Lines that include the word "triangle" are the ones to copy.

Items from a dataset:
^^^^^^^^^^^^^^^^
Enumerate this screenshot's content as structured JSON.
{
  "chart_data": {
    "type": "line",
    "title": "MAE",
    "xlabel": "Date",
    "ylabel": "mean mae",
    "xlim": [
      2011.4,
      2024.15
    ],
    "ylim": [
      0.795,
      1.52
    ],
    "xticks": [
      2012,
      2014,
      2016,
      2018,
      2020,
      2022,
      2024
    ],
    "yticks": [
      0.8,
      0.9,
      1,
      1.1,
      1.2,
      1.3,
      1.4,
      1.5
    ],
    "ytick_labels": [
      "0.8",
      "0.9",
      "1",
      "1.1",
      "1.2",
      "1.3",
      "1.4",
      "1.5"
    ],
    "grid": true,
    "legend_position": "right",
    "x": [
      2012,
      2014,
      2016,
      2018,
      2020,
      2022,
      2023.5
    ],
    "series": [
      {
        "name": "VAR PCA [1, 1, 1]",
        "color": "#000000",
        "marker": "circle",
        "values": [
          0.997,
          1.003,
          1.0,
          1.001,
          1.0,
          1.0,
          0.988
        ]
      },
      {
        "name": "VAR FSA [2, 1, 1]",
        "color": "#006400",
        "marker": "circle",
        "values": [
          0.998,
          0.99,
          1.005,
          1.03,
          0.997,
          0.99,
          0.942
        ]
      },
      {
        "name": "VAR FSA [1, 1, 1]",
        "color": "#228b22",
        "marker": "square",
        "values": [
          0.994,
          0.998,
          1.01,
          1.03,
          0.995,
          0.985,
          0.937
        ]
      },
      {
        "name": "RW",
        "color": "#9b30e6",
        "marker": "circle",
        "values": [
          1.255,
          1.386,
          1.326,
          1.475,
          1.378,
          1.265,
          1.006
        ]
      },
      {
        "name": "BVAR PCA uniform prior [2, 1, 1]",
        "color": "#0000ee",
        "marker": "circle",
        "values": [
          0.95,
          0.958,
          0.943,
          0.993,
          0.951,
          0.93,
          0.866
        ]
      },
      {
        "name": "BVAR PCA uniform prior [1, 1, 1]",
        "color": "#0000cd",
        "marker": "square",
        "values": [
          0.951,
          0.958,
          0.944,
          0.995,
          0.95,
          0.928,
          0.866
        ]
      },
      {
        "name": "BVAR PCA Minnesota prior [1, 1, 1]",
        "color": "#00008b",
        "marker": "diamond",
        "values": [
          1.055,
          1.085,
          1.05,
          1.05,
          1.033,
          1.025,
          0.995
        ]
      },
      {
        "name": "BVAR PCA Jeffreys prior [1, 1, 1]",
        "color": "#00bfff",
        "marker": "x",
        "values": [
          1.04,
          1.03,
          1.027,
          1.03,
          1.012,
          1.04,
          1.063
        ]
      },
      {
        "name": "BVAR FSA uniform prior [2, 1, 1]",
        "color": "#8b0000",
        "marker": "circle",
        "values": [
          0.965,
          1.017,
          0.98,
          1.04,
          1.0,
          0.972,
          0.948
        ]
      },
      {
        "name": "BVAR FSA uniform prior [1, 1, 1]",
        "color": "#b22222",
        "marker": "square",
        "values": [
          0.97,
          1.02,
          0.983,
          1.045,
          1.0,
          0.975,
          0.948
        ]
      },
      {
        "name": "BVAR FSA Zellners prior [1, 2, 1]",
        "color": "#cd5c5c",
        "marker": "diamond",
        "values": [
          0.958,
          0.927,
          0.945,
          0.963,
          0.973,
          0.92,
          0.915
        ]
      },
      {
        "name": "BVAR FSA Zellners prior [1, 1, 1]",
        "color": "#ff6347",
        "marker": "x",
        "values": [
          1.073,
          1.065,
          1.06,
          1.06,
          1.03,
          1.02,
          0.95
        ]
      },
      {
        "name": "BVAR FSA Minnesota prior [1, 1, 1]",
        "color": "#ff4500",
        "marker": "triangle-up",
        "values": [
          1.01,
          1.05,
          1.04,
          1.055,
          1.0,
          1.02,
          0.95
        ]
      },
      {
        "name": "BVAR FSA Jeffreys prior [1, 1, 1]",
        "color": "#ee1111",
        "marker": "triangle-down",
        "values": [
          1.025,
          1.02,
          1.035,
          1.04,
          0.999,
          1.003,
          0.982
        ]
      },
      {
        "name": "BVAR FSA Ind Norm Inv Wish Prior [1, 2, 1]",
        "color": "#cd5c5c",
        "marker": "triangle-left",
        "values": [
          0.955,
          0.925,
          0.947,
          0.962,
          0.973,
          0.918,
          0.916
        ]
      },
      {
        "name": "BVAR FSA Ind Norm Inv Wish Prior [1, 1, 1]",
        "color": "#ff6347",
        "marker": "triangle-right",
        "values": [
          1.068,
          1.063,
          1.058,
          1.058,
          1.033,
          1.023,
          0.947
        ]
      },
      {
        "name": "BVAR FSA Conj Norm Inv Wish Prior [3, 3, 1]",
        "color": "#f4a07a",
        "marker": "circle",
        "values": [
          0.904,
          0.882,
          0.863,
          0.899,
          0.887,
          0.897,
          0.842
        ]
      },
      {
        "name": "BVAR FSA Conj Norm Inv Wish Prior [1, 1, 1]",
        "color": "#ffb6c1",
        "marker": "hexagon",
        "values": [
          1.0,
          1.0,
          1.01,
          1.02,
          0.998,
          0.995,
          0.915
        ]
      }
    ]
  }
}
^^^^^^^^^^^^^^^^
- CORRECT OUTPUT:
        "marker": "triangle-up",
        "marker": "triangle-down",
        "marker": "triangle-left",
        "marker": "triangle-right",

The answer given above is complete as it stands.